(Supplied text):
## BEGIN

It was 1921 and New York was roaring. Out of the uncertain darkness of World War I stepped a nation on the cusp of a Golden Age.

The outward, upward expansion of America’s cities mirrored the attitudes of their inhabitants. Yearning for prosperity, outstretched arms raced high-rise buildings to the sky.

Across the Atlantic, people took notice of these developments and a steady stream of immigrants from across an ocean made their way through Ellis Island and into New York, New Jersey, Massachusetts, and Pennsylvania, bringing with them their Irish, Scottish, English, Polish, and German traditions that would shape America in the years to come.

So maybe it didn’t start in Hotel Astor. Like everything else in this great, vast country, soccer has its roots steeped in the waters of the Atlantic.

A Victorian Era Crowd in England

Humble Beginnings Before Prominence

The beginnings of the sport in the United States were humble. Near-exclusively amateur clubs competed in local leagues around the nation, founded by Irish and English immigrants who brought their then-new Victorian pastime to an America picking itself up after the Civil War in the final quarter of the 19th century.

As immigration increased in the 1870’s, working class communities in the industrial West Hudson region of New York, New Jersey, and Philadelphia took to the game. Local pick-up games and informal competitions grew into established clubs on the back of organic community support, and the fever spread northward toward Fall River and New Bedford, Massachusetts. Before long, the corporations which employed many of the members of these early soccer-obsessed communities began to sponsor clubs, leading to the formalization of local and regional leagues.

## END

(Written task 1): Retype every line of the rows in Block 1 without changes, but leave out the pictures.
The passage on soccer and the rows that follow have no connection to each other.

(Excerpted data):

## BEGIN

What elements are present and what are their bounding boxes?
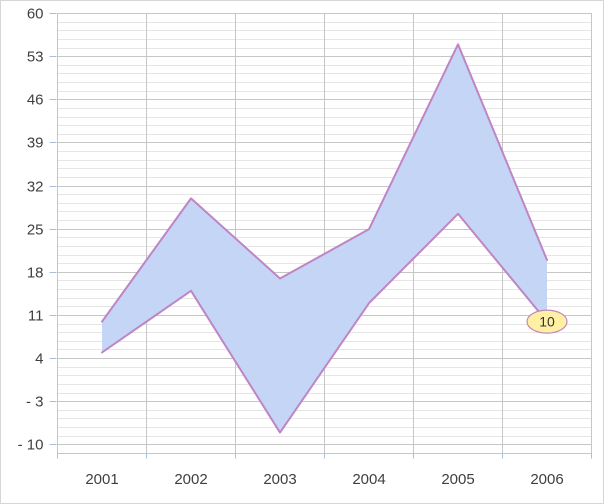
x-axis-label: 2002 [174,471,207,488]
y-axis-label: 18 [27,265,44,282]
x-axis-label: 2005 [441,471,474,488]
y-axis-label: - 3 [26,394,44,411]
lower-line [101,212,548,434]
callout-text: 10 [539,314,555,330]
x-axis-label: 2003 [263,471,296,488]
y-axis-label: 11 [28,308,44,325]
callout-oval [526,309,568,334]
data-label-callout: 10 [526,309,568,334]
upper-line [101,43,548,323]
y-axis-label: - 10 [18,437,44,454]
y-axis-label: 25 [27,222,44,239]
y-axis-label: 39 [27,135,44,152]
x-axis-label: 2001 [85,471,118,488]
range-band [101,43,548,434]
y-axis-label: 46 [27,92,44,109]
y-axis-label: 53 [27,49,44,66]
band-fill [102,44,547,433]
axis-tick-marks [49,13,592,459]
x-axis-labels: 2001 2002 2003 2004 2005 2006 [85,471,563,488]
x-axis-label: 2006 [530,471,563,488]
x-axis-label: 2004 [352,471,385,488]
y-axis-label: 32 [27,179,44,196]
y-axis-label: 4 [35,351,43,368]
y-axis-labels: 60 53 46 39 32 25 18 11 4 - 3 - 10 [18,6,44,454]
y-axis-label: 60 [27,6,44,23]
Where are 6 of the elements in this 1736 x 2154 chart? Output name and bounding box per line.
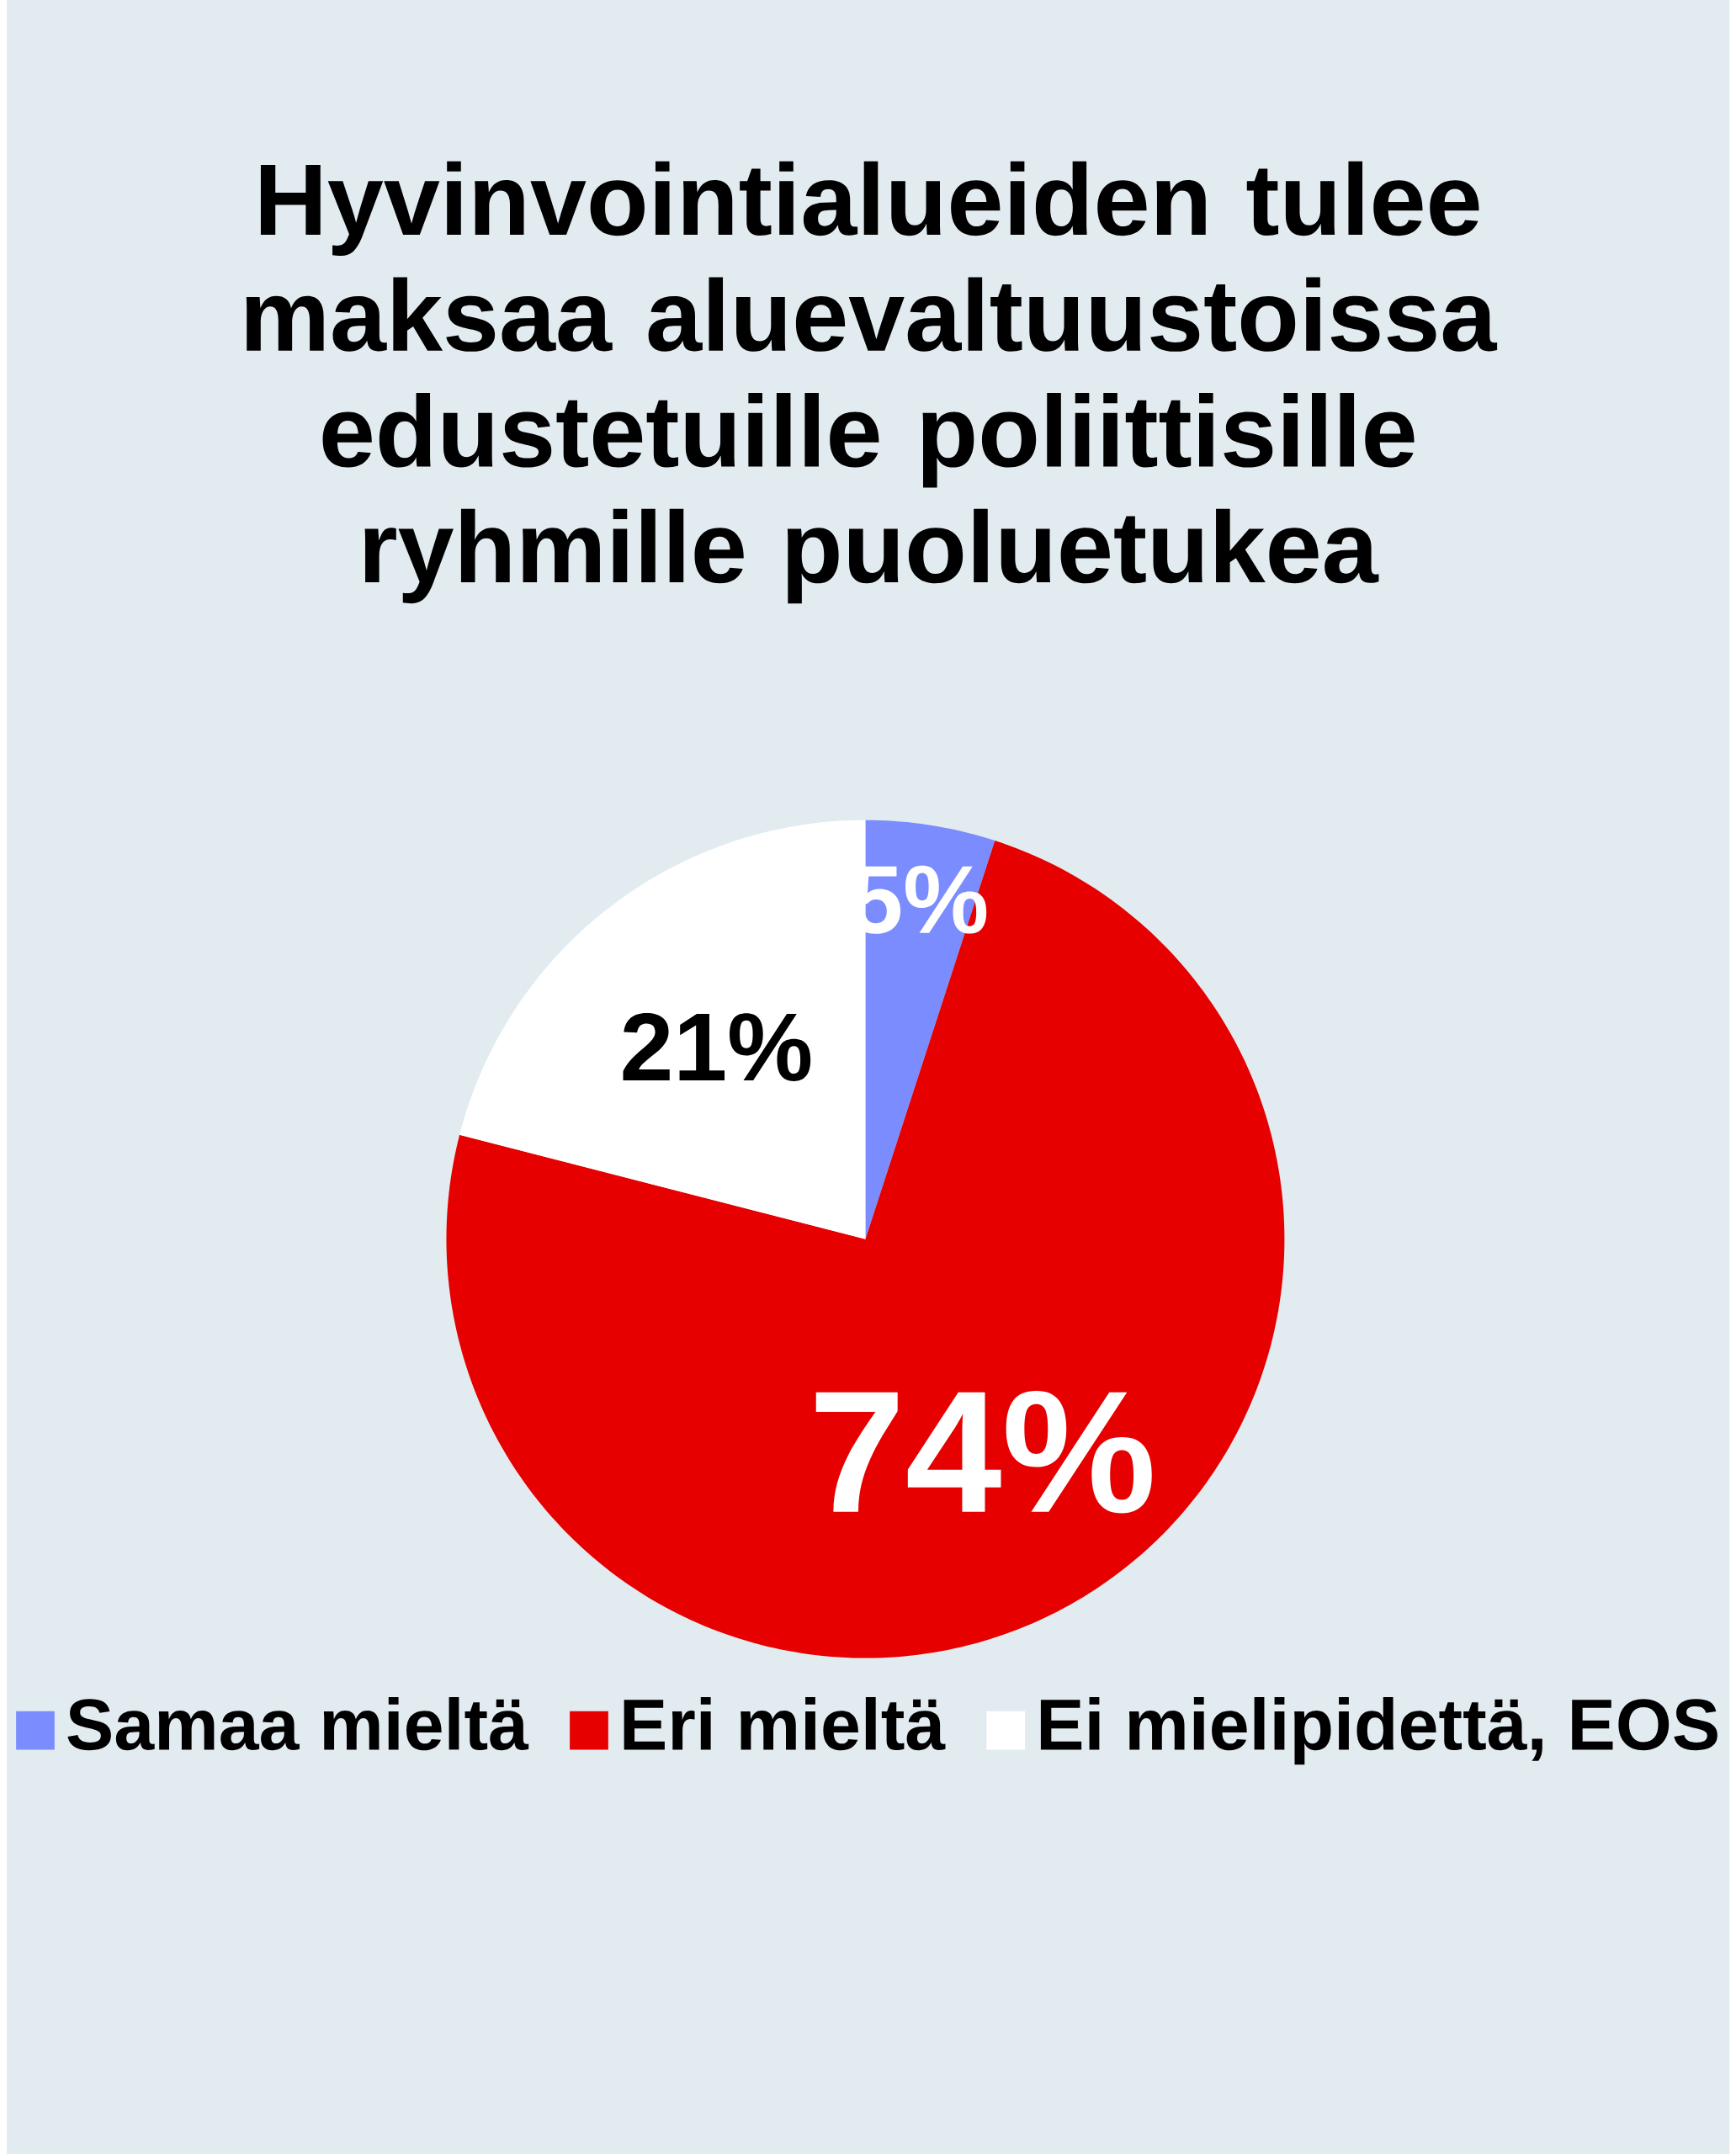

## END

(Written task 2): Echo the stretch of the passage on early American soccer from "The outward, upward" through "to the sky.", copying it word for word.

(Correct answer 1):
What elements are present and what are their bounding boxes?
x-axis-label: 2002 [174,471,207,488]
y-axis-label: 18 [27,265,44,282]
x-axis-label: 2005 [441,471,474,488]
y-axis-label: - 3 [26,394,44,411]
lower-line [101,212,548,434]
callout-text: 10 [539,314,555,330]
x-axis-label: 2003 [263,471,296,488]
y-axis-label: 11 [28,308,44,325]
callout-oval [526,309,568,334]
data-label-callout: 10 [526,309,568,334]
upper-line [101,43,548,323]
y-axis-label: - 10 [18,437,44,454]
y-axis-label: 25 [27,222,44,239]
y-axis-label: 39 [27,135,44,152]
x-axis-label: 2001 [85,471,118,488]
range-band [101,43,548,434]
y-axis-label: 46 [27,92,44,109]
y-axis-label: 53 [27,49,44,66]
band-fill [102,44,547,433]
axis-tick-marks [49,13,592,459]
x-axis-labels: 2001 2002 2003 2004 2005 2006 [85,471,563,488]
x-axis-label: 2006 [530,471,563,488]
x-axis-label: 2004 [352,471,385,488]
y-axis-label: 32 [27,179,44,196]
y-axis-label: 4 [35,351,43,368]
y-axis-labels: 60 53 46 39 32 25 18 11 4 - 3 - 10 [18,6,44,454]
y-axis-label: 60 [27,6,44,23]
Where are 6 of the elements in this 1736 x 2154 chart? Output name and bounding box per line.

(Correct answer 2):
The outward, upward expansion of America’s cities mirrored the attitudes of their inhabitants. Yearning for prosperity, outstretched arms raced high-rise buildings to the sky.